▶ [WRITTEN REQUEST] From the entries below, pull out each line where "adjust" appears.

▶ [EXTRACTED ENTRIES]
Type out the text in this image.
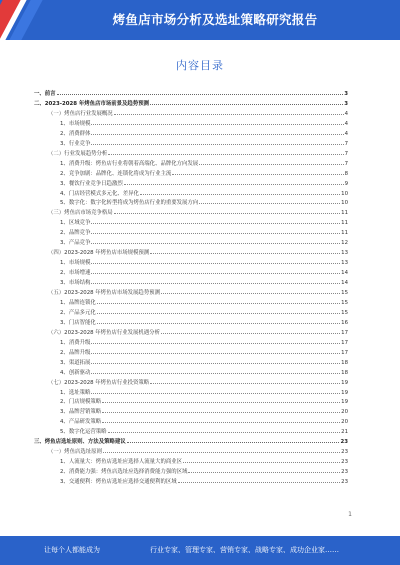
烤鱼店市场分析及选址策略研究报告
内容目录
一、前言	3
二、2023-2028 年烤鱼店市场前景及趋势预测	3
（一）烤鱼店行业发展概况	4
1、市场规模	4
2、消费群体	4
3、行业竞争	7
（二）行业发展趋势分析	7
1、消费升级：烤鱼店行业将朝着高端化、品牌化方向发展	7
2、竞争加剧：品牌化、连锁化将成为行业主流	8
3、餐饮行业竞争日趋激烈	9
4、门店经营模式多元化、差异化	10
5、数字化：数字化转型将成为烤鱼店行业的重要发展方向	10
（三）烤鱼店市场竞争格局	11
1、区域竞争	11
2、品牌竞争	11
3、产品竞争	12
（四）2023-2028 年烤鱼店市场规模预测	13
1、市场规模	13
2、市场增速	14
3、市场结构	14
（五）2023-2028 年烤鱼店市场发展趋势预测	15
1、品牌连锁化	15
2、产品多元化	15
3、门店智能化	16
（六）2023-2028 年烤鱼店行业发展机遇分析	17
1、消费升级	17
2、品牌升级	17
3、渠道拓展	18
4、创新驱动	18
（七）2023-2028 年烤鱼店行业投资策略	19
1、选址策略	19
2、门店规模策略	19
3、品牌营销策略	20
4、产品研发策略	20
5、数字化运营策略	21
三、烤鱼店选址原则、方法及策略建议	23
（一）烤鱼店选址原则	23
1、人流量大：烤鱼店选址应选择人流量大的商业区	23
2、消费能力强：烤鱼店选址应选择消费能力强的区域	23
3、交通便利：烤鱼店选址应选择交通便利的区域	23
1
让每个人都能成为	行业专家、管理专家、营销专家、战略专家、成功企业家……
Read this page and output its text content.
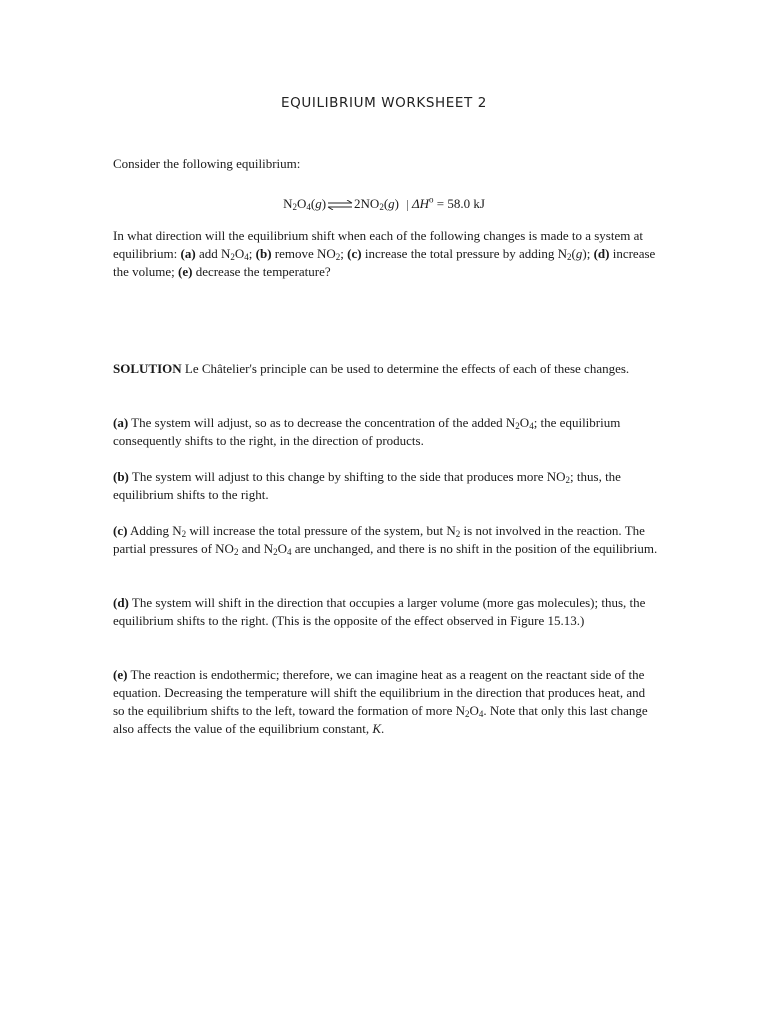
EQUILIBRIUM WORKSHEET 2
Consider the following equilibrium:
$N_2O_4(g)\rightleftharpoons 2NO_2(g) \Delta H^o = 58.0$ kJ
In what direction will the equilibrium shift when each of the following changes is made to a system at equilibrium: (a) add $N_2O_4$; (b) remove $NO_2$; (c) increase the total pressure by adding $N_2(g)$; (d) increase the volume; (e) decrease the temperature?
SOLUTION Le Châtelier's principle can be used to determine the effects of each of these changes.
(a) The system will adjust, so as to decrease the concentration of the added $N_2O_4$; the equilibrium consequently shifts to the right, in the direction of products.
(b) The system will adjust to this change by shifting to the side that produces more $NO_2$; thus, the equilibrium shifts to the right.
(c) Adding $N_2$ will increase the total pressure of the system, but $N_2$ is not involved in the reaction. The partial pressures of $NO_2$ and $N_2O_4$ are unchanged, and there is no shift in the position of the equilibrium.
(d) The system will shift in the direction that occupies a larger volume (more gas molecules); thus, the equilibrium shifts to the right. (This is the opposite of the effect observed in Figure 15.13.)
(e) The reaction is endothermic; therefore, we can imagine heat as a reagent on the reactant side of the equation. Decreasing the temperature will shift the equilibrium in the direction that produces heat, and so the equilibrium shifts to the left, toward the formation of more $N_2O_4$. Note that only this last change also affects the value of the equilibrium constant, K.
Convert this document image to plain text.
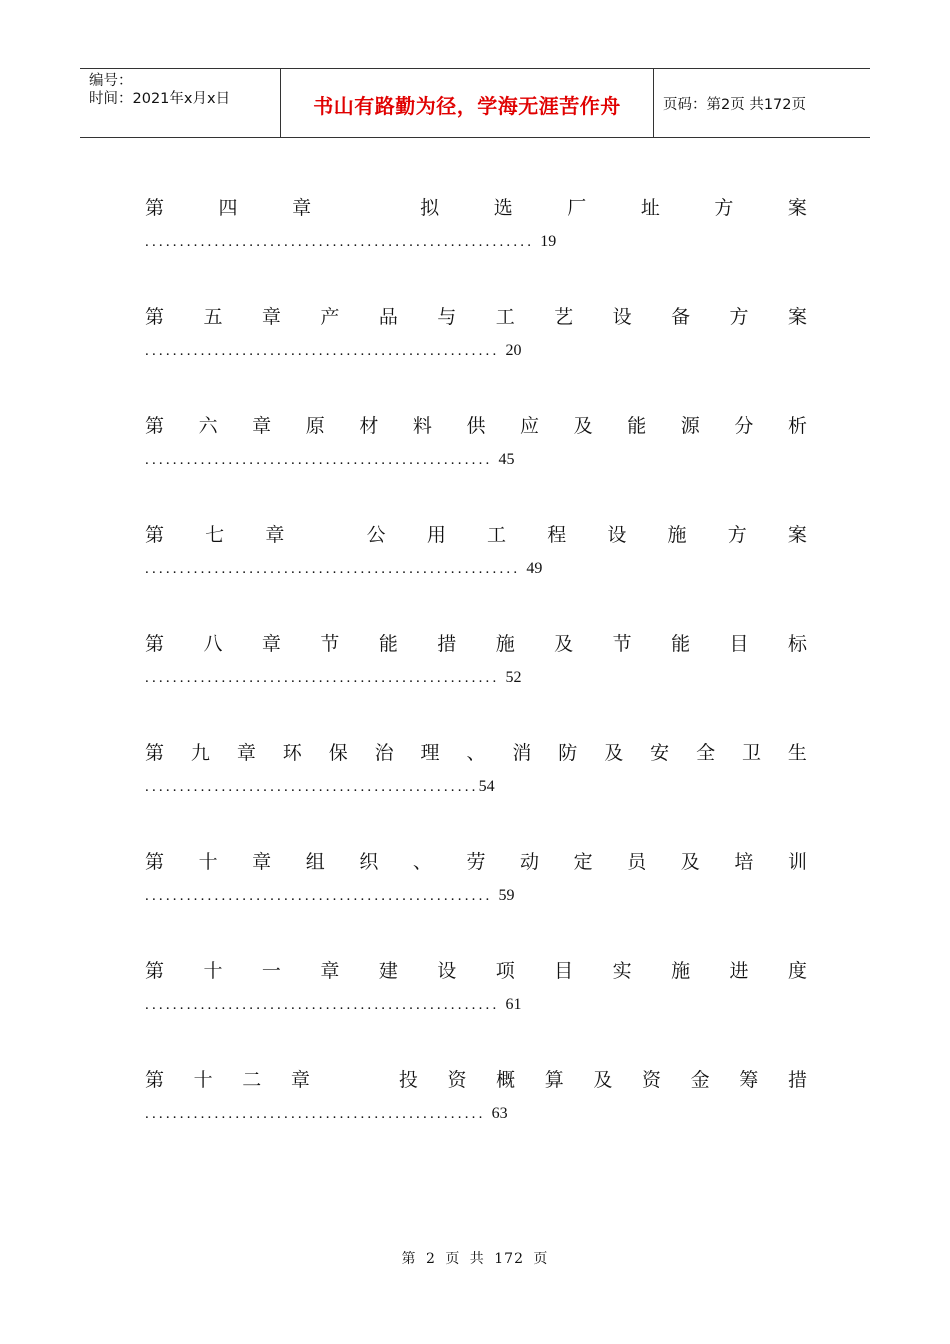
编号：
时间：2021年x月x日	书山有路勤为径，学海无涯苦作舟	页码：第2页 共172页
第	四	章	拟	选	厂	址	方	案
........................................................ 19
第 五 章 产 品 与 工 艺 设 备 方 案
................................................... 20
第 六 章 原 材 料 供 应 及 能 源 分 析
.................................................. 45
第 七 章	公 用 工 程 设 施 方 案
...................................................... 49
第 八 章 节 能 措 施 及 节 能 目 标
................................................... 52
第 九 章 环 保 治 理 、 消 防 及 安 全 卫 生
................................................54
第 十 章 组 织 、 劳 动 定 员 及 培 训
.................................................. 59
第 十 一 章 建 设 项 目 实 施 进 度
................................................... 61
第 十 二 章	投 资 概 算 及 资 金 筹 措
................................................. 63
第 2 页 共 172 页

▶ [FULL SOLUTION]
(a) The system will adjust, so as to decrease the concentration of the added $N_2O_4$; the equilibrium consequently shifts to the right, in the direction of products.
(b) The system will adjust to this change by shifting to the side that produces more $NO_2$; thus, the equilibrium shifts to the right.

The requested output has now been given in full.